■ Fragmento del texto ■
Exánime chisporroteó la última vela del día, en un inútil intento de continuar iluminando. El sueño acarició los párpados de San Antonio que coloradito y sudoroso permanecía impasible.

Los siete primeros días de noviembre, efímeros como todos, pasaron a ser historia.

Las diversas actividades en el terminal del aeropuerto Mariscal Sucre, reafirmaron la rutina matinal. Buscando incautos por los andenes y pasillos, merodeaba el carterista de boina inseparable, quiso la bendita casualidad que éste ofreciera en venta, la reluciente insignia a Fernando García Chacón (otavaleño ya fallecido), quien desempeñaba un alto cargo en una dependencia administrativa de la Aviación Civil, mayúscula fue su sorpresa cuando al revisar la inscripción grabada, constaba el nombre del apreciado coterráneo Alejandro Plazas Dávila, y en el reverso: 31 de octubre de 1971 AL MERITO ARTÍSTICO.

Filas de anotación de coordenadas
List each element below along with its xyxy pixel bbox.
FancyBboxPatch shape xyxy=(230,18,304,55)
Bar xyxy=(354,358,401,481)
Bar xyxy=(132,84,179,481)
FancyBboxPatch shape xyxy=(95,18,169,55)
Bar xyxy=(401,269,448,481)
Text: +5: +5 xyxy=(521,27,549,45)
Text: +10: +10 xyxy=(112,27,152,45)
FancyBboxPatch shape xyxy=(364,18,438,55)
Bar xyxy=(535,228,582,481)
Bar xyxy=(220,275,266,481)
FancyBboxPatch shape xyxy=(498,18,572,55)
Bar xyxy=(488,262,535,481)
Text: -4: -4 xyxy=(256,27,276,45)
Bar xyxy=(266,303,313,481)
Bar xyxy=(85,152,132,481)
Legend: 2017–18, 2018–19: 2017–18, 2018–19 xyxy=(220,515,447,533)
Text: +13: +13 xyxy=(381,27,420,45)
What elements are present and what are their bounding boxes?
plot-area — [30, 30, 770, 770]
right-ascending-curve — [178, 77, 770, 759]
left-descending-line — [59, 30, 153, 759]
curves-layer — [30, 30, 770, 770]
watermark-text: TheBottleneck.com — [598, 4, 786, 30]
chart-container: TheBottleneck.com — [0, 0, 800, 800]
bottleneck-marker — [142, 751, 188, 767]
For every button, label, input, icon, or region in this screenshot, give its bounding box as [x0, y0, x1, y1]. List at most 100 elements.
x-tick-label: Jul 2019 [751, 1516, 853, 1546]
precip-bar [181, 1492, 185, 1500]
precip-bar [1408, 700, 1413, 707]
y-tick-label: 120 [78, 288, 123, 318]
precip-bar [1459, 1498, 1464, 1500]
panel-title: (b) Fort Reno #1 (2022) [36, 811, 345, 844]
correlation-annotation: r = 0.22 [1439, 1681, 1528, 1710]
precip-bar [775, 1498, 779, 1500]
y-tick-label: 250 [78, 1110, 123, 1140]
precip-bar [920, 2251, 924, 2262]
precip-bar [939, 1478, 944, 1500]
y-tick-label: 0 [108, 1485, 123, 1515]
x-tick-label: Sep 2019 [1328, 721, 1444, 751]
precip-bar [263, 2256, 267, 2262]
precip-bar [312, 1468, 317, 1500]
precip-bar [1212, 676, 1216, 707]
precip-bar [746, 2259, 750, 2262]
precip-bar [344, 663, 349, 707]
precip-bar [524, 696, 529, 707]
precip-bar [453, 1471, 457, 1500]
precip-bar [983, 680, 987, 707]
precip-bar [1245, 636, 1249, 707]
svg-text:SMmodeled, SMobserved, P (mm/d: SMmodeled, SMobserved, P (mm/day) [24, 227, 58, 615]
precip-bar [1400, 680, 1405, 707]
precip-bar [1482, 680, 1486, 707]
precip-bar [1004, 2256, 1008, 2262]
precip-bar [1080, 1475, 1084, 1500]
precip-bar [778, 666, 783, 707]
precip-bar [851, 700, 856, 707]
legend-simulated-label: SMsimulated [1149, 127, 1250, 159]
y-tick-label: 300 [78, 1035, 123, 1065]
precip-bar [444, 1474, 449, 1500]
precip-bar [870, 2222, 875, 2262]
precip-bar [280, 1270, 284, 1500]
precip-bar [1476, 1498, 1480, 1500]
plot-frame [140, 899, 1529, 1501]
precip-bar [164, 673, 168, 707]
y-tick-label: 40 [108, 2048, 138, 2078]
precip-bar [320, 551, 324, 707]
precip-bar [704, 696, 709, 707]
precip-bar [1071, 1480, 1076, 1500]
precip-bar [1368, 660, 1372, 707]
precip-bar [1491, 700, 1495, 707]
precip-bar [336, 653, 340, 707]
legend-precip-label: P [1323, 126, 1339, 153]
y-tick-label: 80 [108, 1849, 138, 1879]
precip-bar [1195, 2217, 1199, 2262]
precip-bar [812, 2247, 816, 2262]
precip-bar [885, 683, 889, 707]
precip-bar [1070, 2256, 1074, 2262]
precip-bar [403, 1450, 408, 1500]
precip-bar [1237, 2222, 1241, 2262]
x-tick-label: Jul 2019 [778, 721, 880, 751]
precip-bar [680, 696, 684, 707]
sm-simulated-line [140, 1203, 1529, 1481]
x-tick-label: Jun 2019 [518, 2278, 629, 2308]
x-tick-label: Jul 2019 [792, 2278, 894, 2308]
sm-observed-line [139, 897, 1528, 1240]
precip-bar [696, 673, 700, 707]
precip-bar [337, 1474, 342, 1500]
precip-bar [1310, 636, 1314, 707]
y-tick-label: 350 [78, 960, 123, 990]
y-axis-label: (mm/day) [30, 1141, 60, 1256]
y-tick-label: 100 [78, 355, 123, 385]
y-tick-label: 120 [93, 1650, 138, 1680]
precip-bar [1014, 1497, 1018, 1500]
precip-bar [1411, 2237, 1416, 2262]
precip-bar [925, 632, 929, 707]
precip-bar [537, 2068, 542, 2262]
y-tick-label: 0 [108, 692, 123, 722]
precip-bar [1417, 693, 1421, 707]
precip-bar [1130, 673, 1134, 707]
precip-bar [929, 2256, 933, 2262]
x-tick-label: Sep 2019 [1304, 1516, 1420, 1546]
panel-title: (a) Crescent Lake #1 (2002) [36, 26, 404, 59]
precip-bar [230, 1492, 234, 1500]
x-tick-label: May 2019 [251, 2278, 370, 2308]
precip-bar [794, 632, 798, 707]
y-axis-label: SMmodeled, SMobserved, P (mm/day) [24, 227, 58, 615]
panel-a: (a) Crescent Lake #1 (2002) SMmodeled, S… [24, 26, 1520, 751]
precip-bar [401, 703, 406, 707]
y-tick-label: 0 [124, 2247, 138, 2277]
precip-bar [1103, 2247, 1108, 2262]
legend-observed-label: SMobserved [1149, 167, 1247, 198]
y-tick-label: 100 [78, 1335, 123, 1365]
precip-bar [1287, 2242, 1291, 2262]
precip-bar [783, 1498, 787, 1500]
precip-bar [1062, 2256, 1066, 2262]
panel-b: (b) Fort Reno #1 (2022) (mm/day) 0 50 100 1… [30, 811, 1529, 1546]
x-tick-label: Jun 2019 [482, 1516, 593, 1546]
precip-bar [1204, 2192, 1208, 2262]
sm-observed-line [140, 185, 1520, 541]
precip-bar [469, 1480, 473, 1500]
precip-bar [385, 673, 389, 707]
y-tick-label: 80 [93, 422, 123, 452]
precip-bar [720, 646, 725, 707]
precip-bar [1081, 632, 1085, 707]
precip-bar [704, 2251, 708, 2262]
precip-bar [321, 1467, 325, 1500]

■ Tarea asignada A ■
Edite el tramo de las filas que va desde el comienzo hasta la fila que contiene "Bar xyxy=(220,275,266,481)", ambas incluidas, sustituyendo "FancyBboxPatch shape" por "Caja redondeada" y sin alterar nada más.
■ Tarea asignada B ■
Prosiga el relato sobre la insignia de Alejandro Plazas Dávila a partir de su última oración.
Las filas no guardan relación alguna con el relato.

■ Resultado esperado A ■
List each element below along with its xyxy pixel bbox.
Caja redondeada xyxy=(230,18,304,55)
Bar xyxy=(354,358,401,481)
Bar xyxy=(132,84,179,481)
Caja redondeada xyxy=(95,18,169,55)
Bar xyxy=(401,269,448,481)
Text: +5: +5 xyxy=(521,27,549,45)
Text: +10: +10 xyxy=(112,27,152,45)
Caja redondeada xyxy=(364,18,438,55)
Bar xyxy=(535,228,582,481)
Bar xyxy=(220,275,266,481)

■ Resultado esperado B ■
Fingiendo interés por adquirirla, entretuvo al sujeto hasta llamar telefónicamente desde la oficina adyacente, a Ildefonso Plazas, tras el saludo afectuoso, formuló dos preguntas cuyas respuestas confirmaron su sospecha: El vecino Alejandro fue condecorado hace unos días y la medalla desapareció por encanto. El llamado urgente hizo que el asombrado hijo abandonara sus ocupaciones en la inspección general del Colegio Montúfar, para salir presuroso al aeropuerto.

Personal de seguridad procedió a detener ipso facto al malandrín. Consultado Ildefonso sobre una posible entrega a las autoridades, juzgó innecesaria dicha acción; pero propinó un vigoroso puntapié en las asentaderas paisas que abochornadas se alejaron junto a su dueño.

Por encargo, con cierto temor de que volviera a perderse, Don Manuel Renjifo trajo de regreso y bien guardadito el objeto recuperado. El alma volvió al cuerpo de Leonila Plazas, quien comunicó enseguida acerca del hallazgo a Vicente Larrea para que no mandara a confeccionar otra. Desde entonces, es conservada entre los recuerdos más meritorios que pertenecieron al prolífico autor.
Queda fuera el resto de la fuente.